- WORK REQUIRED
Return the records in full, exactly as given.

(Dataset rows about figures)

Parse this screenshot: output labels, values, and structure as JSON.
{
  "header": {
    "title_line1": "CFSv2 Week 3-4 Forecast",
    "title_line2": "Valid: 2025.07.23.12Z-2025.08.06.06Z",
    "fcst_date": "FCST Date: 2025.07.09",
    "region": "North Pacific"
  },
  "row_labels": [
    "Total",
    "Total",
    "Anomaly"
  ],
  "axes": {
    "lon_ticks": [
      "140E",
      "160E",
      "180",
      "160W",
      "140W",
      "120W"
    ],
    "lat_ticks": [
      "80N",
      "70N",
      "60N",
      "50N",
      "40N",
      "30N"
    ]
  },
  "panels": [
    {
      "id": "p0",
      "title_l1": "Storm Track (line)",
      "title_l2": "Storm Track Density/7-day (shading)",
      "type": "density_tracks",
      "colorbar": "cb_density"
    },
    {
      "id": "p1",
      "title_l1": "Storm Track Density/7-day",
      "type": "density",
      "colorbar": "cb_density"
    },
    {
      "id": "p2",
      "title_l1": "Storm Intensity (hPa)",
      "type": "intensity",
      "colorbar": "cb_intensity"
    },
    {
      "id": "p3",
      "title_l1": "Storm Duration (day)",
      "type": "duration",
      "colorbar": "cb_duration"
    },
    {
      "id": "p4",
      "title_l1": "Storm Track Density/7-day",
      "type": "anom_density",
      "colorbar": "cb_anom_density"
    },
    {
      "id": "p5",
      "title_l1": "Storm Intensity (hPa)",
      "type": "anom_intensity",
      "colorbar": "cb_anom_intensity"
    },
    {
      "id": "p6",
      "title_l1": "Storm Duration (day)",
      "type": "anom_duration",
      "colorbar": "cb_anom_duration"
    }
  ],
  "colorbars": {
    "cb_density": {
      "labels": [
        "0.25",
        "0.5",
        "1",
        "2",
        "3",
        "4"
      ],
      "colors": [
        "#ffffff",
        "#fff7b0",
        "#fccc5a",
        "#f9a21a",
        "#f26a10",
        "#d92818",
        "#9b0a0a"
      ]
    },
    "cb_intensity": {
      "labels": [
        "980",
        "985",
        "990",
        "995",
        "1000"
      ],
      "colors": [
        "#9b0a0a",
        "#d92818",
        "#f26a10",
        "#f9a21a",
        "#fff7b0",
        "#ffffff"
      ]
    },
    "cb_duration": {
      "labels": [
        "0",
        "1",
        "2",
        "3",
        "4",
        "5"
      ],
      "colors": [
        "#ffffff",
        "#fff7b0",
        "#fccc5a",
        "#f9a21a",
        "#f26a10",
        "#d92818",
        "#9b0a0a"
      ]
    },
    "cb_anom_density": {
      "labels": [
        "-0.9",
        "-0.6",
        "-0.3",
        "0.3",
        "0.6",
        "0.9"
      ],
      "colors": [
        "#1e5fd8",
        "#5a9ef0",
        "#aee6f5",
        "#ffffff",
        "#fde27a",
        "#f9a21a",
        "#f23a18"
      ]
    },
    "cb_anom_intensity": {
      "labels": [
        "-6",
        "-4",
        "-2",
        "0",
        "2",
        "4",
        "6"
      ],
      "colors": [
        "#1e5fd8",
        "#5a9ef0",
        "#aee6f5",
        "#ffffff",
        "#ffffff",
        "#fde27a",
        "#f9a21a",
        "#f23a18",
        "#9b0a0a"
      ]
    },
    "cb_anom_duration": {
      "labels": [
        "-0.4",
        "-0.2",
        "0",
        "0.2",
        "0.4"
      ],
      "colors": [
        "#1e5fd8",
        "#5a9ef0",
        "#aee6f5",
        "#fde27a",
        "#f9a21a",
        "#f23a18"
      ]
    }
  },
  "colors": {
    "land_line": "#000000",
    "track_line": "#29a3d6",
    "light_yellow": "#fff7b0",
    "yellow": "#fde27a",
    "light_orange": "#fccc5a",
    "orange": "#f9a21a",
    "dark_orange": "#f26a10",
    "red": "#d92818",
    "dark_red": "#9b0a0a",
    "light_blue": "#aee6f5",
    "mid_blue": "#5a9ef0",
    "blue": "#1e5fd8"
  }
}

- EXERCISE ANSWER
Parse this screenshot: output labels, values, and structure as JSON.
{
  "header": {
    "title_line1": "CFSv2 Week 3-4 Forecast",
    "title_line2": "Valid: 2025.07.23.12Z-2025.08.06.06Z",
    "fcst_date": "FCST Date: 2025.07.09",
    "region": "North Pacific"
  },
  "row_labels": [
    "Total",
    "Total",
    "Anomaly"
  ],
  "axes": {
    "lon_ticks": [
      "140E",
      "160E",
      "180",
      "160W",
      "140W",
      "120W"
    ],
    "lat_ticks": [
      "80N",
      "70N",
      "60N",
      "50N",
      "40N",
      "30N"
    ]
  },
  "panels": [
    {
      "id": "p0",
      "title_l1": "Storm Track (line)",
      "title_l2": "Storm Track Density/7-day (shading)",
      "type": "density_tracks",
      "colorbar": "cb_density"
    },
    {
      "id": "p1",
      "title_l1": "Storm Track Density/7-day",
      "type": "density",
      "colorbar": "cb_density"
    },
    {
      "id": "p2",
      "title_l1": "Storm Intensity (hPa)",
      "type": "intensity",
      "colorbar": "cb_intensity"
    },
    {
      "id": "p3",
      "title_l1": "Storm Duration (day)",
      "type": "duration",
      "colorbar": "cb_duration"
    },
    {
      "id": "p4",
      "title_l1": "Storm Track Density/7-day",
      "type": "anom_density",
      "colorbar": "cb_anom_density"
    },
    {
      "id": "p5",
      "title_l1": "Storm Intensity (hPa)",
      "type": "anom_intensity",
      "colorbar": "cb_anom_intensity"
    },
    {
      "id": "p6",
      "title_l1": "Storm Duration (day)",
      "type": "anom_duration",
      "colorbar": "cb_anom_duration"
    }
  ],
  "colorbars": {
    "cb_density": {
      "labels": [
        "0.25",
        "0.5",
        "1",
        "2",
        "3",
        "4"
      ],
      "colors": [
        "#ffffff",
        "#fff7b0",
        "#fccc5a",
        "#f9a21a",
        "#f26a10",
        "#d92818",
        "#9b0a0a"
      ]
    },
    "cb_intensity": {
      "labels": [
        "980",
        "985",
        "990",
        "995",
        "1000"
      ],
      "colors": [
        "#9b0a0a",
        "#d92818",
        "#f26a10",
        "#f9a21a",
        "#fff7b0",
        "#ffffff"
      ]
    },
    "cb_duration": {
      "labels": [
        "0",
        "1",
        "2",
        "3",
        "4",
        "5"
      ],
      "colors": [
        "#ffffff",
        "#fff7b0",
        "#fccc5a",
        "#f9a21a",
        "#f26a10",
        "#d92818",
        "#9b0a0a"
      ]
    },
    "cb_anom_density": {
      "labels": [
        "-0.9",
        "-0.6",
        "-0.3",
        "0.3",
        "0.6",
        "0.9"
      ],
      "colors": [
        "#1e5fd8",
        "#5a9ef0",
        "#aee6f5",
        "#ffffff",
        "#fde27a",
        "#f9a21a",
        "#f23a18"
      ]
    },
    "cb_anom_intensity": {
      "labels": [
        "-6",
        "-4",
        "-2",
        "0",
        "2",
        "4",
        "6"
      ],
      "colors": [
        "#1e5fd8",
        "#5a9ef0",
        "#aee6f5",
        "#ffffff",
        "#ffffff",
        "#fde27a",
        "#f9a21a",
        "#f23a18",
        "#9b0a0a"
      ]
    },
    "cb_anom_duration": {
      "labels": [
        "-0.4",
        "-0.2",
        "0",
        "0.2",
        "0.4"
      ],
      "colors": [
        "#1e5fd8",
        "#5a9ef0",
        "#aee6f5",
        "#fde27a",
        "#f9a21a",
        "#f23a18"
      ]
    }
  },
  "colors": {
    "land_line": "#000000",
    "track_line": "#29a3d6",
    "light_yellow": "#fff7b0",
    "yellow": "#fde27a",
    "light_orange": "#fccc5a",
    "orange": "#f9a21a",
    "dark_orange": "#f26a10",
    "red": "#d92818",
    "dark_red": "#9b0a0a",
    "light_blue": "#aee6f5",
    "mid_blue": "#5a9ef0",
    "blue": "#1e5fd8"
  }
}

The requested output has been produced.